Stored dataset items
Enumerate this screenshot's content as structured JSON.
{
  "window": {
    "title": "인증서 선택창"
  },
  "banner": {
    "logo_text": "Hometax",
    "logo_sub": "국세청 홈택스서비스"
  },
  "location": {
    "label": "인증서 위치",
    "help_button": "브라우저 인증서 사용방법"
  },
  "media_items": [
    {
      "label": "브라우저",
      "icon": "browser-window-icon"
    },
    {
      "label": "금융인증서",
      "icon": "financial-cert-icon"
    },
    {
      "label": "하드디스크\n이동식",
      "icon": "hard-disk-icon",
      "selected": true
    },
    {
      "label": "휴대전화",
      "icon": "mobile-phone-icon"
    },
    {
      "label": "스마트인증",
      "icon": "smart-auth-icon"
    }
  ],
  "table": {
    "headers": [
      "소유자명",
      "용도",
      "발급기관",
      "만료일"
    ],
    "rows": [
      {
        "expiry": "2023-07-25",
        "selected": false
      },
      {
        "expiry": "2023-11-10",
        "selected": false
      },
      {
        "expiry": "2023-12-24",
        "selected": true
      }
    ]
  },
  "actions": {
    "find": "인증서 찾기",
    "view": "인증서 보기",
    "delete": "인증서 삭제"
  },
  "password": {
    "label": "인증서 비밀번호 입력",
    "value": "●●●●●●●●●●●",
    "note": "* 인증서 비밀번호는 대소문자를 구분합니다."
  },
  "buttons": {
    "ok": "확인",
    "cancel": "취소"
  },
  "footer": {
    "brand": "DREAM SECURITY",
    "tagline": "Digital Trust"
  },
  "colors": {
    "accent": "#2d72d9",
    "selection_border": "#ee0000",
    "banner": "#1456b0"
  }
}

• [Requirement]
Filter the listing above for the string "icon" and copy every matching line.

• [Exercise answer]
      "icon": "browser-window-icon"
      "icon": "financial-cert-icon"
      "icon": "hard-disk-icon",
      "icon": "mobile-phone-icon"
      "icon": "smart-auth-icon"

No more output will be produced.